• _Exercise requirements_:
Quote the listing in full, exactly as given, minus any pictures.

• _Given entries_:
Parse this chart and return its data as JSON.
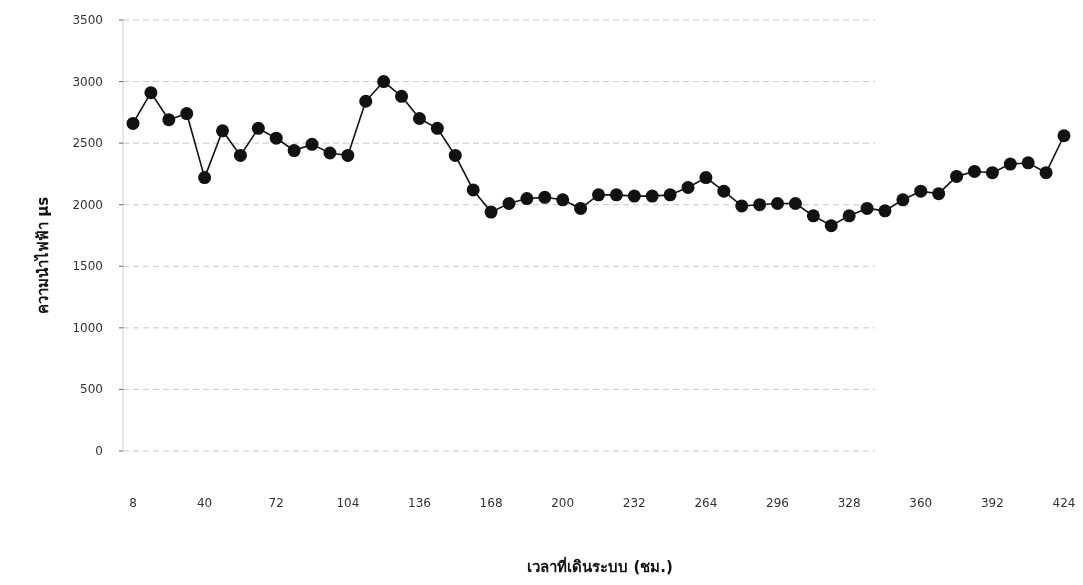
{
  "chart_data": {
    "type": "line",
    "xlabel": "เวลาที่เดินระบบ (ชม.)",
    "ylabel": "ความนำไฟฟ้า μs",
    "x": [
      8,
      16,
      24,
      32,
      40,
      48,
      56,
      64,
      72,
      80,
      88,
      96,
      104,
      112,
      120,
      128,
      136,
      144,
      152,
      160,
      168,
      176,
      184,
      192,
      200,
      208,
      216,
      224,
      232,
      240,
      248,
      256,
      264,
      272,
      280,
      288,
      296,
      304,
      312,
      320,
      328,
      336,
      344,
      352,
      360,
      368,
      376,
      384,
      392,
      400,
      408,
      416,
      424
    ],
    "series": [
      {
        "color": "#111111",
        "values": [
          2660,
          2910,
          2690,
          2740,
          2220,
          2600,
          2400,
          2620,
          2540,
          2440,
          2490,
          2420,
          2400,
          2840,
          3000,
          2880,
          2700,
          2620,
          2400,
          2120,
          1940,
          2010,
          2050,
          2060,
          2040,
          1970,
          2080,
          2080,
          2070,
          2070,
          2080,
          2140,
          2220,
          2110,
          1990,
          2000,
          2010,
          2010,
          1910,
          1830,
          1910,
          1970,
          1950,
          2040,
          2110,
          2090,
          2230,
          2270,
          2260,
          2330,
          2340,
          2260,
          2560
        ]
      }
    ],
    "xlim": [
      8,
      424
    ],
    "xticks": [
      8,
      40,
      72,
      104,
      136,
      168,
      200,
      232,
      264,
      296,
      328,
      360,
      392,
      424
    ],
    "ylim": [
      0,
      3500
    ],
    "yticks": [
      0,
      500,
      1000,
      1500,
      2000,
      2500,
      3000,
      3500
    ],
    "grid": "y",
    "marker": "circle",
    "line_style": "solid"
  }
}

• _Expected answer_:
Parse this chart and return its data as JSON.
{
  "chart_data": {
    "type": "line",
    "xlabel": "เวลาที่เดินระบบ (ชม.)",
    "ylabel": "ความนำไฟฟ้า μs",
    "x": [
      8,
      16,
      24,
      32,
      40,
      48,
      56,
      64,
      72,
      80,
      88,
      96,
      104,
      112,
      120,
      128,
      136,
      144,
      152,
      160,
      168,
      176,
      184,
      192,
      200,
      208,
      216,
      224,
      232,
      240,
      248,
      256,
      264,
      272,
      280,
      288,
      296,
      304,
      312,
      320,
      328,
      336,
      344,
      352,
      360,
      368,
      376,
      384,
      392,
      400,
      408,
      416,
      424
    ],
    "series": [
      {
        "color": "#111111",
        "values": [
          2660,
          2910,
          2690,
          2740,
          2220,
          2600,
          2400,
          2620,
          2540,
          2440,
          2490,
          2420,
          2400,
          2840,
          3000,
          2880,
          2700,
          2620,
          2400,
          2120,
          1940,
          2010,
          2050,
          2060,
          2040,
          1970,
          2080,
          2080,
          2070,
          2070,
          2080,
          2140,
          2220,
          2110,
          1990,
          2000,
          2010,
          2010,
          1910,
          1830,
          1910,
          1970,
          1950,
          2040,
          2110,
          2090,
          2230,
          2270,
          2260,
          2330,
          2340,
          2260,
          2560
        ]
      }
    ],
    "xlim": [
      8,
      424
    ],
    "xticks": [
      8,
      40,
      72,
      104,
      136,
      168,
      200,
      232,
      264,
      296,
      328,
      360,
      392,
      424
    ],
    "ylim": [
      0,
      3500
    ],
    "yticks": [
      0,
      500,
      1000,
      1500,
      2000,
      2500,
      3000,
      3500
    ],
    "grid": "y",
    "marker": "circle",
    "line_style": "solid"
  }
}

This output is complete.